Problem description
Using the records that follow, copy every line containing the word "επιπέδου".
[START Information shown]
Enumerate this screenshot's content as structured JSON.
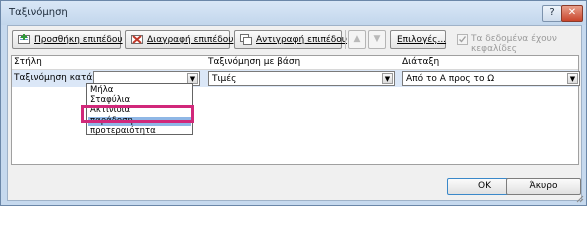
{
  "window": {
    "title": "Ταξινόμηση",
    "help_icon": "?",
    "close_icon": "✕"
  },
  "toolbar": {
    "add_level": "Προσθήκη επιπέδου",
    "delete_level": "Διαγραφή επιπέδου",
    "copy_level": "Αντιγραφή επιπέδου",
    "move_up_icon": "▲",
    "move_down_icon": "▼",
    "options": "Επιλογές...",
    "has_headers_label": "Τα δεδομένα έχουν κεφαλίδες",
    "has_headers_checked": true
  },
  "grid": {
    "headers": {
      "column": "Στήλη",
      "sort_on": "Ταξινόμηση με βάση",
      "order": "Διάταξη"
    },
    "row": {
      "label": "Ταξινόμηση κατά",
      "column_value": "",
      "sort_on_value": "Τιμές",
      "order_value": "Από το Α προς το Ω"
    }
  },
  "dropdown": {
    "options": [
      "Μήλα",
      "Σταφύλια",
      "Ακτινίδια",
      "παράδοση",
      "προτεραιότητα"
    ],
    "selected_index": 3
  },
  "footer": {
    "ok": "OK",
    "cancel": "Άκυρο"
  },
  "colors": {
    "highlight": "#d1287a",
    "selection": "#8fb7e6"
  }
}
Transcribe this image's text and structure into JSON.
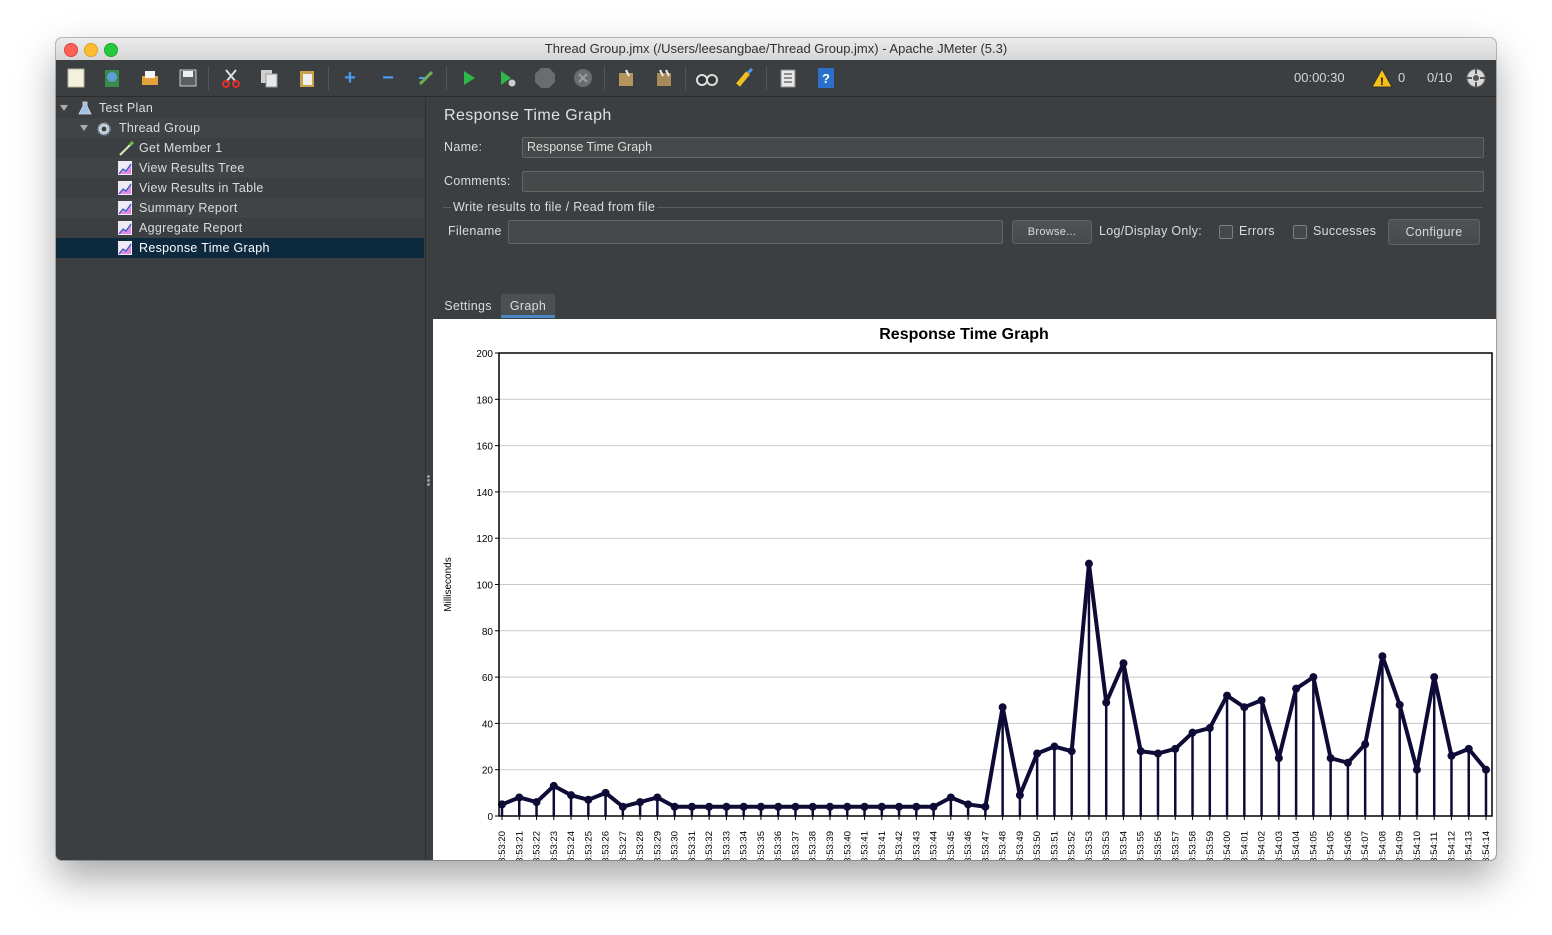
[END Information shown]
Task answer
    "add_level": "Προσθήκη επιπέδου",
    "delete_level": "Διαγραφή επιπέδου",
    "copy_level": "Αντιγραφή επιπέδου",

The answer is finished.